• _STATED GOAL_
Reproduce all of the data that follows, character for character.

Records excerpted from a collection
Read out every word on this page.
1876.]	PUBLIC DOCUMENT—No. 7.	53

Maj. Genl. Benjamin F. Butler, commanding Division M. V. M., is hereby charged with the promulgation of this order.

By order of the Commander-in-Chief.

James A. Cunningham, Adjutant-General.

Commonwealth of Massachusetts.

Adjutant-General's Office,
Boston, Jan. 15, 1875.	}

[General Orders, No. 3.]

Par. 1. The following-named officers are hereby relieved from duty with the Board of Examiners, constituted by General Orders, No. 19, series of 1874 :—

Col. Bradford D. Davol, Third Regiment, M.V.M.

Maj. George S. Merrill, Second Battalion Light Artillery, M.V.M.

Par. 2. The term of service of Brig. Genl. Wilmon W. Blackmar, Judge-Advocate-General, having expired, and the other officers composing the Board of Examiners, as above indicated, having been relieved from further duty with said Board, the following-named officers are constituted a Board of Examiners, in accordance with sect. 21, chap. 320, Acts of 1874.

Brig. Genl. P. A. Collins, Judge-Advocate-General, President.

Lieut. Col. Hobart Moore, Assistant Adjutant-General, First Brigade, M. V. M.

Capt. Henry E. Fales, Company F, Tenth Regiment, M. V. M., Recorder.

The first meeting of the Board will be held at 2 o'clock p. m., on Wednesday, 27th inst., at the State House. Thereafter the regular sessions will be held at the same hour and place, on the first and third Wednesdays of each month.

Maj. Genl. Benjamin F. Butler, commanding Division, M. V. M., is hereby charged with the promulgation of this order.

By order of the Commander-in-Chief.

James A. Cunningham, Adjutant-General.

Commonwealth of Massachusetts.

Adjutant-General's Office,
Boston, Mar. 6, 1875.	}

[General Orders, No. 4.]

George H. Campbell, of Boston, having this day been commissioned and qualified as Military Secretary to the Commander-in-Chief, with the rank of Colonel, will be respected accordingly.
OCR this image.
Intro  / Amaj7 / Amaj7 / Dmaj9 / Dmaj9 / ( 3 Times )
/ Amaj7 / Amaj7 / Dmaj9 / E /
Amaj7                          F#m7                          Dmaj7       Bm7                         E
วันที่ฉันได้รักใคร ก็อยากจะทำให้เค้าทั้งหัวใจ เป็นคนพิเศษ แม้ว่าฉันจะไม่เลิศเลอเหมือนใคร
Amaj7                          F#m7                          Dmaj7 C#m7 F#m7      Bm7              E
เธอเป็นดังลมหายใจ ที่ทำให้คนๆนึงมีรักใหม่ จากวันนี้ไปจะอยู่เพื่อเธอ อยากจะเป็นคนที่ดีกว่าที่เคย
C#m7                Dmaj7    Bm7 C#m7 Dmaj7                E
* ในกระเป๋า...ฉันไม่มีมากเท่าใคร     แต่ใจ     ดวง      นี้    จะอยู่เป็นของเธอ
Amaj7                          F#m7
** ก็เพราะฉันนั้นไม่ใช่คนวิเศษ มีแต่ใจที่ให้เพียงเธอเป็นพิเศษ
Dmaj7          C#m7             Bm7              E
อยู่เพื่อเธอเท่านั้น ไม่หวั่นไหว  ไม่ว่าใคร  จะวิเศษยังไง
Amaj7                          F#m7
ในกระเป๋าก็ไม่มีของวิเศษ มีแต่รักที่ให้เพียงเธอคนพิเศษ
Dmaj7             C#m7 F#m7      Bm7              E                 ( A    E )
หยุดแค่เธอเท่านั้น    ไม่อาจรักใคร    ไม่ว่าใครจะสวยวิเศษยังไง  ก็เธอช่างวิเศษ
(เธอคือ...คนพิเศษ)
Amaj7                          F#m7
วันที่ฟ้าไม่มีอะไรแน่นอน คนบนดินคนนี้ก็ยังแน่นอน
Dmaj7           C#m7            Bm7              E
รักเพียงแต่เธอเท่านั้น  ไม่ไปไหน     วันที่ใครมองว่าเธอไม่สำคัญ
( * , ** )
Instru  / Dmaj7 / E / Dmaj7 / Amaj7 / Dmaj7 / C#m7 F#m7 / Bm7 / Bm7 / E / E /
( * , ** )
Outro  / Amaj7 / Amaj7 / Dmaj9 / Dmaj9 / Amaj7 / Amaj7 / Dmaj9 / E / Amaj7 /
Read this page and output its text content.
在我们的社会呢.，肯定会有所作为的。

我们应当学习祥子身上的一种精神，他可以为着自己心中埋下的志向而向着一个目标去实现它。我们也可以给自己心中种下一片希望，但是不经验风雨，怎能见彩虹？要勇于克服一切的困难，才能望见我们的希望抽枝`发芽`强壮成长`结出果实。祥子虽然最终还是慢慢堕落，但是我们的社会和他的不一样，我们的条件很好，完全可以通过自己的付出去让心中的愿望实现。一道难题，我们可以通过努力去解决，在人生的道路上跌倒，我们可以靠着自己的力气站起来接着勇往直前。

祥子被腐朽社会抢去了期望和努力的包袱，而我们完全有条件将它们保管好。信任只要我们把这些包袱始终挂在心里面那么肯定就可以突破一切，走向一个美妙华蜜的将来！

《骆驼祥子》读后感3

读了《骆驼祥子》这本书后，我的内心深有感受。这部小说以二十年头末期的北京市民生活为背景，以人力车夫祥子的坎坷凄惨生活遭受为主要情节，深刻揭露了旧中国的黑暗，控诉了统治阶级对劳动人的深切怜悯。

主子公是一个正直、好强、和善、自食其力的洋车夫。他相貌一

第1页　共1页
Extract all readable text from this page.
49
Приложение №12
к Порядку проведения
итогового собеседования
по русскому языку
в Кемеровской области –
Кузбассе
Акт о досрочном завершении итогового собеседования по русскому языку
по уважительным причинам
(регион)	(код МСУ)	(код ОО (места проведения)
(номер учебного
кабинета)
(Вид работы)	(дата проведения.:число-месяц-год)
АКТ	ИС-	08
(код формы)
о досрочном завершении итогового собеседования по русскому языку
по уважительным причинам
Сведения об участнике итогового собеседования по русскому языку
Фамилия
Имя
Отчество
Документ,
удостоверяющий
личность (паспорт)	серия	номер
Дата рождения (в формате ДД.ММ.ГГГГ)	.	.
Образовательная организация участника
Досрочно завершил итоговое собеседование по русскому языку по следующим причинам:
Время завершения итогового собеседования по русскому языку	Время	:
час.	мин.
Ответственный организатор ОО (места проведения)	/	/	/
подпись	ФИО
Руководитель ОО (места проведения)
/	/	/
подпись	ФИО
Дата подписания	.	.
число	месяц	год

• _RESPONSE_
Read out every word on this page.
1876.]	PUBLIC DOCUMENT—No. 7.	53

Maj. Genl. Benjamin F. Butler, commanding Division M. V. M., is hereby charged with the promulgation of this order.

By order of the Commander-in-Chief.

James A. Cunningham, Adjutant-General.

Commonwealth of Massachusetts.

Adjutant-General's Office,
Boston, Jan. 15, 1875.	}

[General Orders, No. 3.]

Par. 1. The following-named officers are hereby relieved from duty with the Board of Examiners, constituted by General Orders, No. 19, series of 1874 :—

Col. Bradford D. Davol, Third Regiment, M.V.M.

Maj. George S. Merrill, Second Battalion Light Artillery, M.V.M.

Par. 2. The term of service of Brig. Genl. Wilmon W. Blackmar, Judge-Advocate-General, having expired, and the other officers composing the Board of Examiners, as above indicated, having been relieved from further duty with said Board, the following-named officers are constituted a Board of Examiners, in accordance with sect. 21, chap. 320, Acts of 1874.

Brig. Genl. P. A. Collins, Judge-Advocate-General, President.

Lieut. Col. Hobart Moore, Assistant Adjutant-General, First Brigade, M. V. M.

Capt. Henry E. Fales, Company F, Tenth Regiment, M. V. M., Recorder.

The first meeting of the Board will be held at 2 o'clock p. m., on Wednesday, 27th inst., at the State House. Thereafter the regular sessions will be held at the same hour and place, on the first and third Wednesdays of each month.

Maj. Genl. Benjamin F. Butler, commanding Division, M. V. M., is hereby charged with the promulgation of this order.

By order of the Commander-in-Chief.

James A. Cunningham, Adjutant-General.

Commonwealth of Massachusetts.

Adjutant-General's Office,
Boston, Mar. 6, 1875.	}

[General Orders, No. 4.]

George H. Campbell, of Boston, having this day been commissioned and qualified as Military Secretary to the Commander-in-Chief, with the rank of Colonel, will be respected accordingly.
OCR this image.
Intro  / Amaj7 / Amaj7 / Dmaj9 / Dmaj9 / ( 3 Times )
/ Amaj7 / Amaj7 / Dmaj9 / E /
Amaj7                          F#m7                          Dmaj7       Bm7                         E
วันที่ฉันได้รักใคร ก็อยากจะทำให้เค้าทั้งหัวใจ เป็นคนพิเศษ แม้ว่าฉันจะไม่เลิศเลอเหมือนใคร
Amaj7                          F#m7                          Dmaj7 C#m7 F#m7      Bm7              E
เธอเป็นดังลมหายใจ ที่ทำให้คนๆนึงมีรักใหม่ จากวันนี้ไปจะอยู่เพื่อเธอ อยากจะเป็นคนที่ดีกว่าที่เคย
C#m7                Dmaj7    Bm7 C#m7 Dmaj7                E
* ในกระเป๋า...ฉันไม่มีมากเท่าใคร     แต่ใจ     ดวง      นี้    จะอยู่เป็นของเธอ
Amaj7                          F#m7
** ก็เพราะฉันนั้นไม่ใช่คนวิเศษ มีแต่ใจที่ให้เพียงเธอเป็นพิเศษ
Dmaj7          C#m7             Bm7              E
อยู่เพื่อเธอเท่านั้น ไม่หวั่นไหว  ไม่ว่าใคร  จะวิเศษยังไง
Amaj7                          F#m7
ในกระเป๋าก็ไม่มีของวิเศษ มีแต่รักที่ให้เพียงเธอคนพิเศษ
Dmaj7             C#m7 F#m7      Bm7              E                 ( A    E )
หยุดแค่เธอเท่านั้น    ไม่อาจรักใคร    ไม่ว่าใครจะสวยวิเศษยังไง  ก็เธอช่างวิเศษ
(เธอคือ...คนพิเศษ)
Amaj7                          F#m7
วันที่ฟ้าไม่มีอะไรแน่นอน คนบนดินคนนี้ก็ยังแน่นอน
Dmaj7           C#m7            Bm7              E
รักเพียงแต่เธอเท่านั้น  ไม่ไปไหน     วันที่ใครมองว่าเธอไม่สำคัญ
( * , ** )
Instru  / Dmaj7 / E / Dmaj7 / Amaj7 / Dmaj7 / C#m7 F#m7 / Bm7 / Bm7 / E / E /
( * , ** )
Outro  / Amaj7 / Amaj7 / Dmaj9 / Dmaj9 / Amaj7 / Amaj7 / Dmaj9 / E / Amaj7 /
Read this page and output its text content.
在我们的社会呢.，肯定会有所作为的。

我们应当学习祥子身上的一种精神，他可以为着自己心中埋下的志向而向着一个目标去实现它。我们也可以给自己心中种下一片希望，但是不经验风雨，怎能见彩虹？要勇于克服一切的困难，才能望见我们的希望抽枝`发芽`强壮成长`结出果实。祥子虽然最终还是慢慢堕落，但是我们的社会和他的不一样，我们的条件很好，完全可以通过自己的付出去让心中的愿望实现。一道难题，我们可以通过努力去解决，在人生的道路上跌倒，我们可以靠着自己的力气站起来接着勇往直前。

祥子被腐朽社会抢去了期望和努力的包袱，而我们完全有条件将它们保管好。信任只要我们把这些包袱始终挂在心里面那么肯定就可以突破一切，走向一个美妙华蜜的将来！

《骆驼祥子》读后感3

读了《骆驼祥子》这本书后，我的内心深有感受。这部小说以二十年头末期的北京市民生活为背景，以人力车夫祥子的坎坷凄惨生活遭受为主要情节，深刻揭露了旧中国的黑暗，控诉了统治阶级对劳动人的深切怜悯。

主子公是一个正直、好强、和善、自食其力的洋车夫。他相貌一

第1页　共1页
Extract all readable text from this page.
49
Приложение №12
к Порядку проведения
итогового собеседования
по русскому языку
в Кемеровской области –
Кузбассе
Акт о досрочном завершении итогового собеседования по русскому языку
по уважительным причинам
(регион)	(код МСУ)	(код ОО (места проведения)
(номер учебного
кабинета)
(Вид работы)	(дата проведения.:число-месяц-год)
АКТ	ИС-	08
(код формы)
о досрочном завершении итогового собеседования по русскому языку
по уважительным причинам
Сведения об участнике итогового собеседования по русскому языку
Фамилия
Имя
Отчество
Документ,
удостоверяющий
личность (паспорт)	серия	номер
Дата рождения (в формате ДД.ММ.ГГГГ)	.	.
Образовательная организация участника
Досрочно завершил итоговое собеседование по русскому языку по следующим причинам:
Время завершения итогового собеседования по русскому языку	Время	:
час.	мин.
Ответственный организатор ОО (места проведения)	/	/	/
подпись	ФИО
Руководитель ОО (места проведения)
/	/	/
подпись	ФИО
Дата подписания	.	.
число	месяц	год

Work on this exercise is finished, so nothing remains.